Collected data:
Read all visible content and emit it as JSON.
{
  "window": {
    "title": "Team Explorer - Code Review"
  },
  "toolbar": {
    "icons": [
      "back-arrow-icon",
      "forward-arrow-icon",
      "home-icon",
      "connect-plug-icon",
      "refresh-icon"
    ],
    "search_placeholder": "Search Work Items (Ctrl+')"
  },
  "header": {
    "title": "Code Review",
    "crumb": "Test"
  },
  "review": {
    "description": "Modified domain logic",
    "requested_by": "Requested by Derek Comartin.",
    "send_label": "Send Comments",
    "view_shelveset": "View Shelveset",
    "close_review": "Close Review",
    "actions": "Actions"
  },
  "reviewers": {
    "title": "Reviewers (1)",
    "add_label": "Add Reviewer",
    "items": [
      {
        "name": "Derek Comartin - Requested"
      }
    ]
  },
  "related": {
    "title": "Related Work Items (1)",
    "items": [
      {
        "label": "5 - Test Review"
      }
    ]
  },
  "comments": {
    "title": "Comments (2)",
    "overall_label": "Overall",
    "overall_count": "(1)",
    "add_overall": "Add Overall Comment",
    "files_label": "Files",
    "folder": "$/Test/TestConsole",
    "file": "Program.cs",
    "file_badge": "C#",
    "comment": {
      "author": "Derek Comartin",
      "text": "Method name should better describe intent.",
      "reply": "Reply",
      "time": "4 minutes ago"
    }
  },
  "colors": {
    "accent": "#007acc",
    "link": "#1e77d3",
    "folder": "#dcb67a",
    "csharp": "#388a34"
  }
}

DESCRIPTION OF THE TASK: From the first line to the last, please quote the material above exactly.

RESULT:
Read all visible content and emit it as JSON.
{
  "window": {
    "title": "Team Explorer - Code Review"
  },
  "toolbar": {
    "icons": [
      "back-arrow-icon",
      "forward-arrow-icon",
      "home-icon",
      "connect-plug-icon",
      "refresh-icon"
    ],
    "search_placeholder": "Search Work Items (Ctrl+')"
  },
  "header": {
    "title": "Code Review",
    "crumb": "Test"
  },
  "review": {
    "description": "Modified domain logic",
    "requested_by": "Requested by Derek Comartin.",
    "send_label": "Send Comments",
    "view_shelveset": "View Shelveset",
    "close_review": "Close Review",
    "actions": "Actions"
  },
  "reviewers": {
    "title": "Reviewers (1)",
    "add_label": "Add Reviewer",
    "items": [
      {
        "name": "Derek Comartin - Requested"
      }
    ]
  },
  "related": {
    "title": "Related Work Items (1)",
    "items": [
      {
        "label": "5 - Test Review"
      }
    ]
  },
  "comments": {
    "title": "Comments (2)",
    "overall_label": "Overall",
    "overall_count": "(1)",
    "add_overall": "Add Overall Comment",
    "files_label": "Files",
    "folder": "$/Test/TestConsole",
    "file": "Program.cs",
    "file_badge": "C#",
    "comment": {
      "author": "Derek Comartin",
      "text": "Method name should better describe intent.",
      "reply": "Reply",
      "time": "4 minutes ago"
    }
  },
  "colors": {
    "accent": "#007acc",
    "link": "#1e77d3",
    "folder": "#dcb67a",
    "csharp": "#388a34"
  }
}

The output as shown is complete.